▸ INFORMATION SHOWN
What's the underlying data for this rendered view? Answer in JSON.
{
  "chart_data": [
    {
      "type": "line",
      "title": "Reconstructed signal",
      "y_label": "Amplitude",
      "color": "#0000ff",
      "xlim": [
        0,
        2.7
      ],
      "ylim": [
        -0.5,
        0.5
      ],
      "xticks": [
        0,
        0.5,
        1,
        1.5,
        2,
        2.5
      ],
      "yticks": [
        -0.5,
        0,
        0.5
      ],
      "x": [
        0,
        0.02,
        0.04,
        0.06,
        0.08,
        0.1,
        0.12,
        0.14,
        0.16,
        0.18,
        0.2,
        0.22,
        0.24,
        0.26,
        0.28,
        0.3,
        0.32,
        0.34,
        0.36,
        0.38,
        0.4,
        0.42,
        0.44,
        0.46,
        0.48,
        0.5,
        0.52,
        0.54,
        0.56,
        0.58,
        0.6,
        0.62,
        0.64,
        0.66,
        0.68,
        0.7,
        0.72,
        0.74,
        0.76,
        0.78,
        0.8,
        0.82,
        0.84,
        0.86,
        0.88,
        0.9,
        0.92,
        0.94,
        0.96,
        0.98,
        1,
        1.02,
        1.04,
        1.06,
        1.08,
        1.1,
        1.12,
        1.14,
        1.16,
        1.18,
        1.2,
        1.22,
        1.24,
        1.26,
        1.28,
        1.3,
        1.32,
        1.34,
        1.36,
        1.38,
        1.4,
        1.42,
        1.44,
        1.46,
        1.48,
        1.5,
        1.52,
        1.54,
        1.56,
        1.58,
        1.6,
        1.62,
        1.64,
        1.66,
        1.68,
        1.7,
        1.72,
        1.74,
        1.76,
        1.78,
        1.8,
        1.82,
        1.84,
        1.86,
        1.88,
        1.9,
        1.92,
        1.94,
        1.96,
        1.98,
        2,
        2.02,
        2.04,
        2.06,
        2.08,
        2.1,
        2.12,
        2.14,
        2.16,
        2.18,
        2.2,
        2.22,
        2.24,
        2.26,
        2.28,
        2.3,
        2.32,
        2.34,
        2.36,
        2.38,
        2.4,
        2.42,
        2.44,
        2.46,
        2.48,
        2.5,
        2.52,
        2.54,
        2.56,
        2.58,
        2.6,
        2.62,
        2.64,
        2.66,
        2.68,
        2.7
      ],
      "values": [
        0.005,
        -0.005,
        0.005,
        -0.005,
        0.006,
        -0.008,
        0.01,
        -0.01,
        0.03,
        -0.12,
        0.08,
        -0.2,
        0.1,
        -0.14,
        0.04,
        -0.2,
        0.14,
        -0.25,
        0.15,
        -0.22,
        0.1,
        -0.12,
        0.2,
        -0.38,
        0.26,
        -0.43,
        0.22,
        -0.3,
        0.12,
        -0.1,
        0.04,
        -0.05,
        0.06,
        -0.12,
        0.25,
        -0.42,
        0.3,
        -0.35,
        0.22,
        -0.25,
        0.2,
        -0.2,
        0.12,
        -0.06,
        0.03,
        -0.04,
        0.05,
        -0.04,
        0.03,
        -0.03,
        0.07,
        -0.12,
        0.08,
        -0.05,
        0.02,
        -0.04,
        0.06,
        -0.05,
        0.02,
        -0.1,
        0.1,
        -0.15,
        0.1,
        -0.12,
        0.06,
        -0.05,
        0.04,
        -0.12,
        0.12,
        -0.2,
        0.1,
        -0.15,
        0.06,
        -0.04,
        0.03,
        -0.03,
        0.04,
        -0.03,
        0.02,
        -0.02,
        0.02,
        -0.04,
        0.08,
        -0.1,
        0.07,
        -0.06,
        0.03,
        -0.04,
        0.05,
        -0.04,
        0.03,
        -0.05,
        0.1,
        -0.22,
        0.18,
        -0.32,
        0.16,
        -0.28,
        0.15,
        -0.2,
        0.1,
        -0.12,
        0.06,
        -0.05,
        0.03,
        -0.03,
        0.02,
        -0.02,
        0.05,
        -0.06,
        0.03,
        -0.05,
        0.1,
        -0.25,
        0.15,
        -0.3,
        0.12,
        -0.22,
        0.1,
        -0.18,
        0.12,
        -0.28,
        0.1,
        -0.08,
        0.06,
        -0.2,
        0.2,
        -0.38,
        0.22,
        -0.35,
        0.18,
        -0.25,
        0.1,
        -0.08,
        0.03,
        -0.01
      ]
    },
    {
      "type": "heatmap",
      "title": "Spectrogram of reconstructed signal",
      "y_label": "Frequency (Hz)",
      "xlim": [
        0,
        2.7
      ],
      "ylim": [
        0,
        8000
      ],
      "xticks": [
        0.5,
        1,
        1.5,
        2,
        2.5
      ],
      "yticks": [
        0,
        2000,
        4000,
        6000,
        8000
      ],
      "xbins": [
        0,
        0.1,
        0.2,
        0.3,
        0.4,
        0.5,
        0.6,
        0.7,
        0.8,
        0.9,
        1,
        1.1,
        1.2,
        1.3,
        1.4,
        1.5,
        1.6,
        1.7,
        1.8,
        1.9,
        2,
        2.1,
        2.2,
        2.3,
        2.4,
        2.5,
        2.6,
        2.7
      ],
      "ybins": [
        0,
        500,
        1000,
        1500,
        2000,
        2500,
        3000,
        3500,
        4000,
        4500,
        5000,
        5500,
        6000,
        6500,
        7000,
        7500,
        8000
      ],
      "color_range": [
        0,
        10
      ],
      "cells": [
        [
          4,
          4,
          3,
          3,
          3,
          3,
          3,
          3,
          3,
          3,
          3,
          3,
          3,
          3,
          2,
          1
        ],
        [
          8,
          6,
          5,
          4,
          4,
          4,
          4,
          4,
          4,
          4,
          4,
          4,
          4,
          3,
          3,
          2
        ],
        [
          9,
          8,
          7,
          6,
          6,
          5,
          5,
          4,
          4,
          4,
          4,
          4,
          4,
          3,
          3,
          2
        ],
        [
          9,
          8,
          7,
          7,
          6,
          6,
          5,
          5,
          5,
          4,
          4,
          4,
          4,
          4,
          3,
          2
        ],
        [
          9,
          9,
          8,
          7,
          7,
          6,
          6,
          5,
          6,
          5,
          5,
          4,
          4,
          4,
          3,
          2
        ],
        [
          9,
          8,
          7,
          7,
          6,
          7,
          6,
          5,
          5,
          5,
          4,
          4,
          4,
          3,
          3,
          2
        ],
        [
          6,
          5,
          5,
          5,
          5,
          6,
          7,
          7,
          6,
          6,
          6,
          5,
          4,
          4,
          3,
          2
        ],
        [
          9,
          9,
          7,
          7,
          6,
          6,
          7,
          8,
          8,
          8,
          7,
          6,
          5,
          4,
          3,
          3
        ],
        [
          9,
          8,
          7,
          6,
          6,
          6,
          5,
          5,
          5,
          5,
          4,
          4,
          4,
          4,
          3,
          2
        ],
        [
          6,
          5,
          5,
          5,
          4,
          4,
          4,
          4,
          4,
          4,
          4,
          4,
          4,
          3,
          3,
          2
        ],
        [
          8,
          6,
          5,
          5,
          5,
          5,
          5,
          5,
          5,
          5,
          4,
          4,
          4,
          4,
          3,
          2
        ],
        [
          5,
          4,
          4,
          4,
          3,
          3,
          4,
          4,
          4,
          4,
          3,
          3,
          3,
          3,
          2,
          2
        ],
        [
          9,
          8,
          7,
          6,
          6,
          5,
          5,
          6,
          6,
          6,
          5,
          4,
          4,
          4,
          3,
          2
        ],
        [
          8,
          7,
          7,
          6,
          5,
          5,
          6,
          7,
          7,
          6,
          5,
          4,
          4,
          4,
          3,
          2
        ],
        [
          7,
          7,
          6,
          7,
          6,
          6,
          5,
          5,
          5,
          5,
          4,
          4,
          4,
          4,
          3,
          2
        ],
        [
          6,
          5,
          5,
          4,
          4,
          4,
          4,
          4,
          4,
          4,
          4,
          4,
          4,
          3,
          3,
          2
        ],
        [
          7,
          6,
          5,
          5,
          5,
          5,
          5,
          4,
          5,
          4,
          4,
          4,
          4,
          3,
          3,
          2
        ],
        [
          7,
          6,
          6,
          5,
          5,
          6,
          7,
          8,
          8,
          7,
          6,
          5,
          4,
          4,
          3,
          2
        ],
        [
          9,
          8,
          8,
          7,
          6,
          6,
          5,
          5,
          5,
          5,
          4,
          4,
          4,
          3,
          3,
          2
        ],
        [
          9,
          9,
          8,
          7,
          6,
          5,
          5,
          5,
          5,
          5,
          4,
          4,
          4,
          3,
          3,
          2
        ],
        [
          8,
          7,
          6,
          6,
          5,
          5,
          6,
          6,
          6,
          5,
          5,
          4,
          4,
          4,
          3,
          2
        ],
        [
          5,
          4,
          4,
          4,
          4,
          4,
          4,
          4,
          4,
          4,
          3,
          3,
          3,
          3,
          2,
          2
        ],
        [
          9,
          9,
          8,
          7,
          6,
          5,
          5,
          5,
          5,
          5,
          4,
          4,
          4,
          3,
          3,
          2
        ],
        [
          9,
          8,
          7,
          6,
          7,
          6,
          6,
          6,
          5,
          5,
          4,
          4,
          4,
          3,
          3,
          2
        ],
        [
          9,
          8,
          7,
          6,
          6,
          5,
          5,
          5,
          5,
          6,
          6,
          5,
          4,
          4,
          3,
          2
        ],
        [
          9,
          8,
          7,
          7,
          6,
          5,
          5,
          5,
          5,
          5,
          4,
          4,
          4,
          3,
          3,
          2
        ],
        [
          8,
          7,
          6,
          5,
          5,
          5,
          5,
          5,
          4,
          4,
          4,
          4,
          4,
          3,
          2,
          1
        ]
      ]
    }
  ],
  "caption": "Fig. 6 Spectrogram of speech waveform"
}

▸ GOAL
Where a line above holds the string "Spectrogram", show that line.

▸ THE COMPLETED TASK
      "title": "Spectrogram of reconstructed signal",
  "caption": "Fig. 6 Spectrogram of speech waveform"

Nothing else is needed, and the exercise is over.